* **Set exercise**
Repeat all the material exactly; pictures stay out of your copy.

* **Task material**
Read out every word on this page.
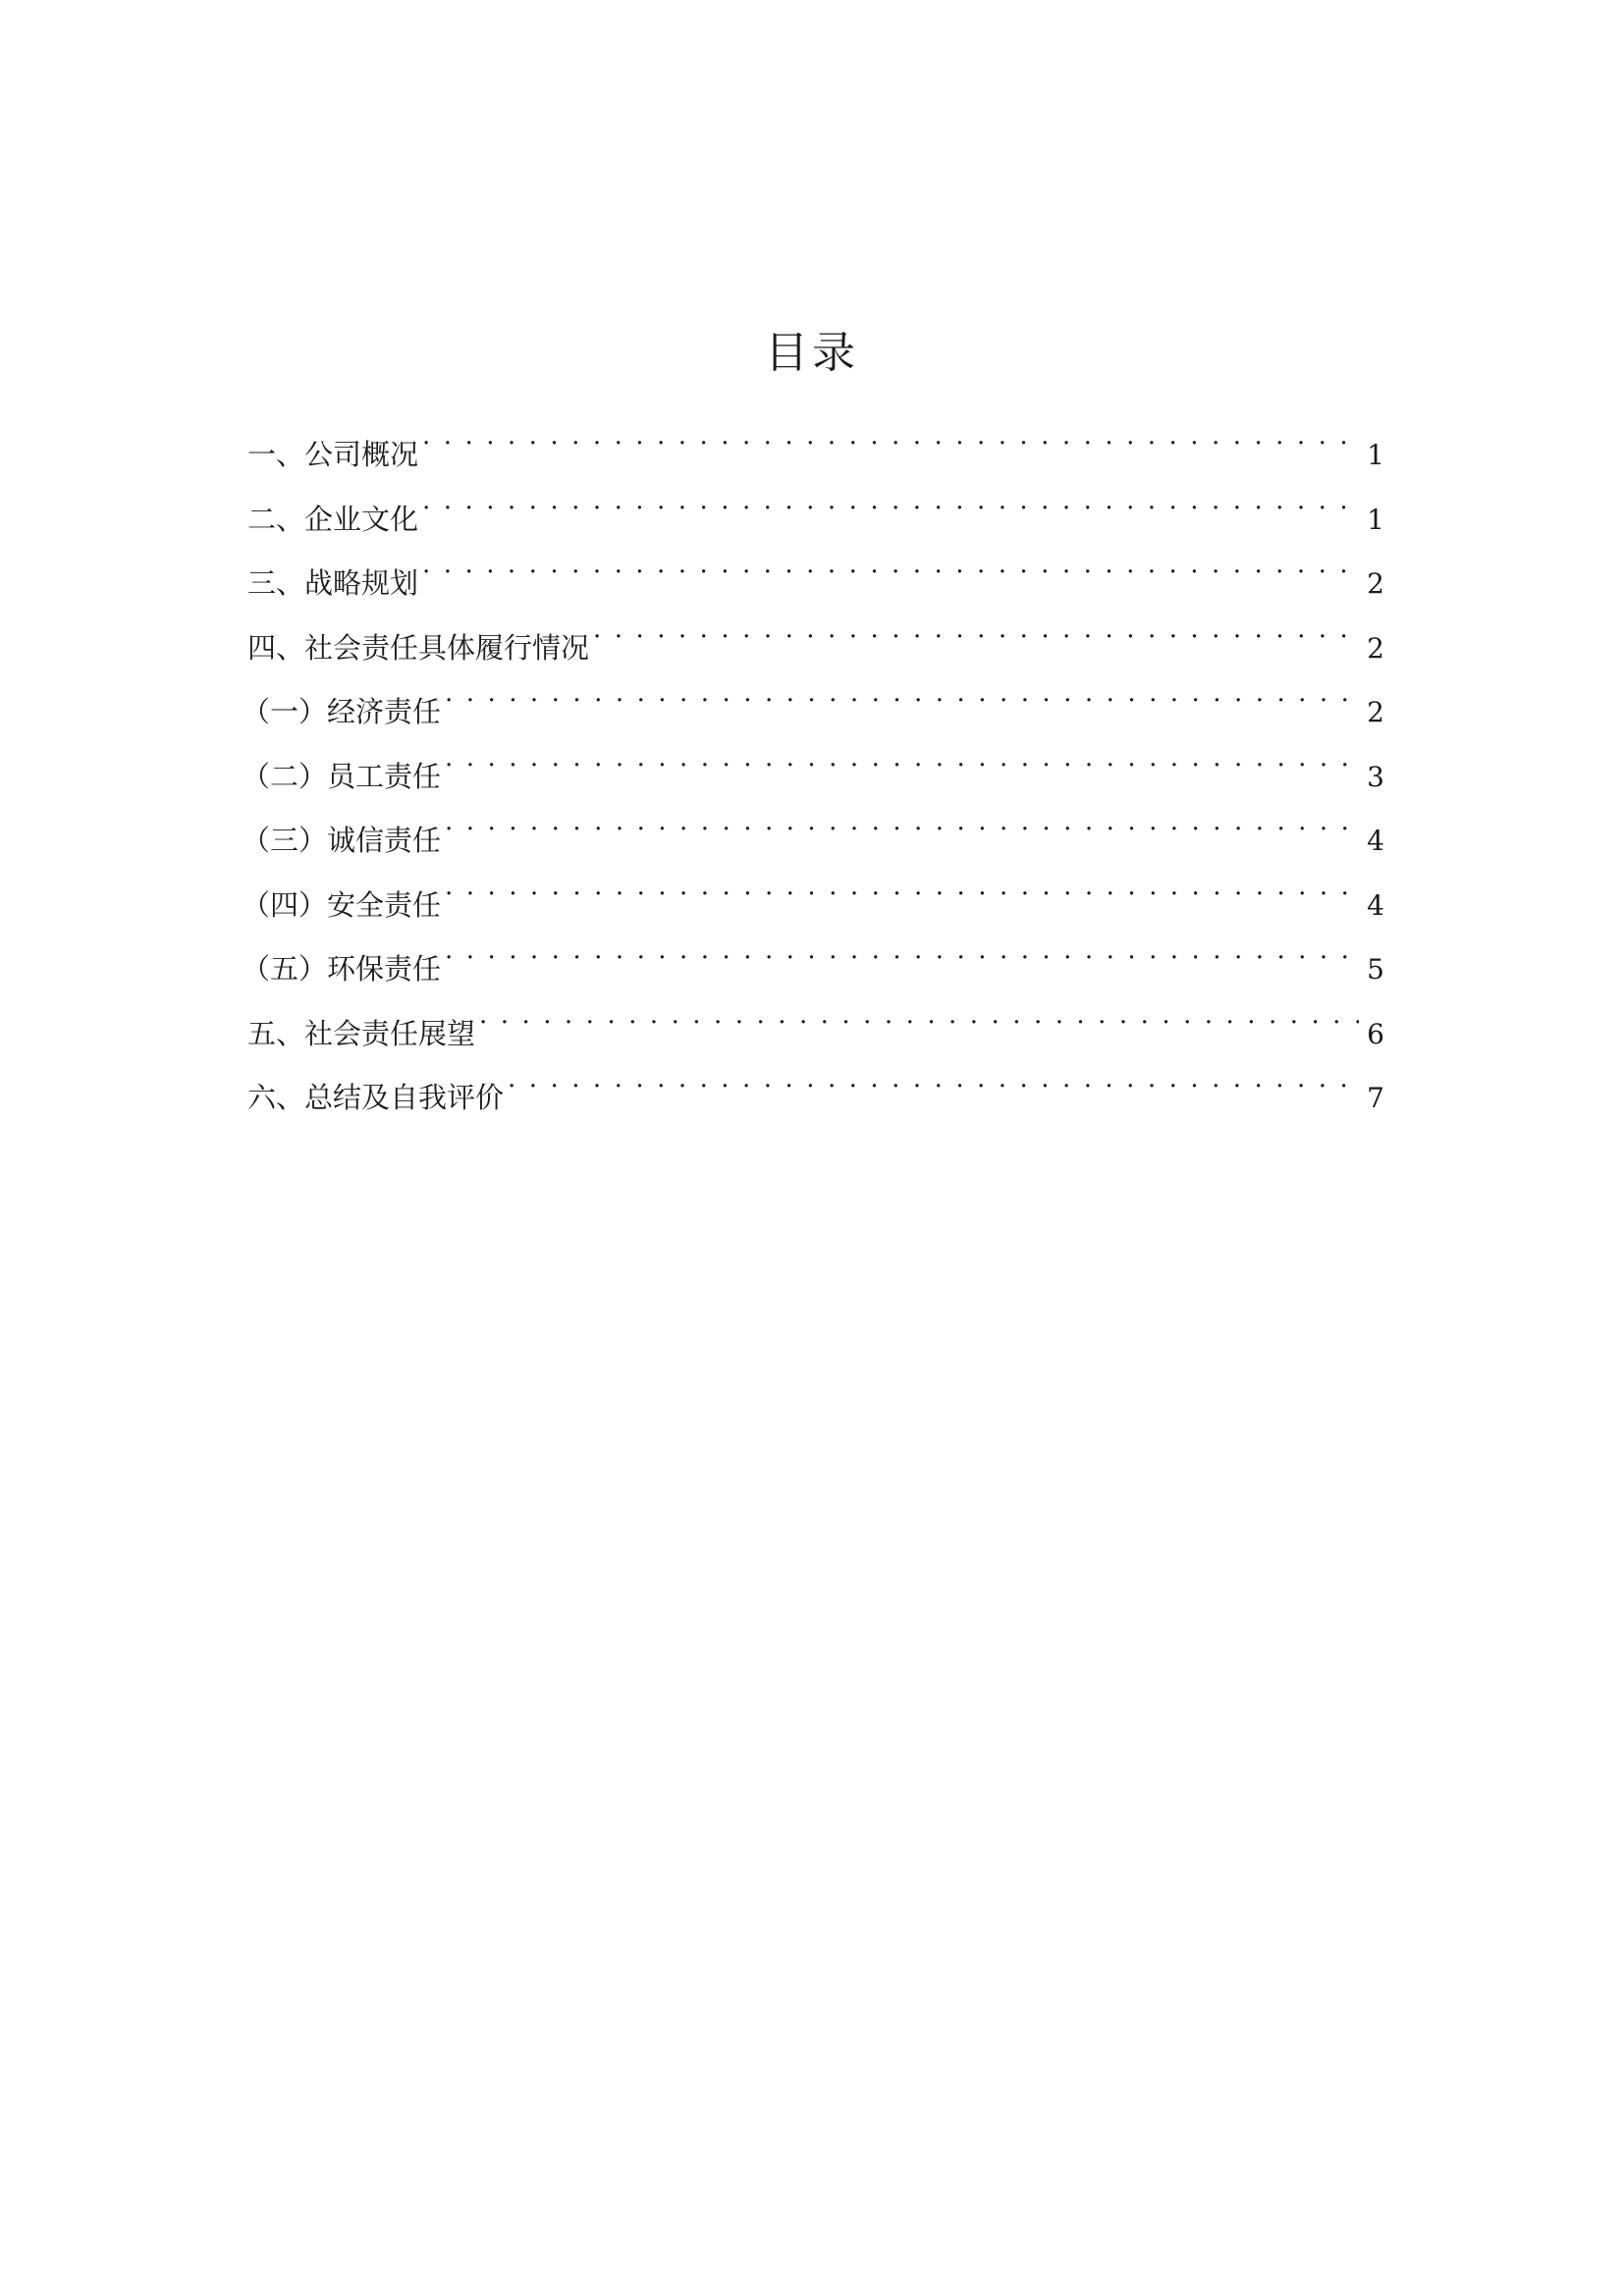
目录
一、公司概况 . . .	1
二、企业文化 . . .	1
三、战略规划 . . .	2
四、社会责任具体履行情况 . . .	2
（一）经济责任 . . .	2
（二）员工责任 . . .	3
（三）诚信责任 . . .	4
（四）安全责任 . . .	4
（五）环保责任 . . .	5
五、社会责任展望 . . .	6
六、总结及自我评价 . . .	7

* **Solution to this task**
Read out every word on this page.
目录
一、公司概况 . . .	1
二、企业文化 . . .	1
三、战略规划 . . .	2
四、社会责任具体履行情况 . . .	2
（一）经济责任 . . .	2
（二）员工责任 . . .	3
（三）诚信责任 . . .	4
（四）安全责任 . . .	4
（五）环保责任 . . .	5
五、社会责任展望 . . .	6
六、总结及自我评价 . . .	7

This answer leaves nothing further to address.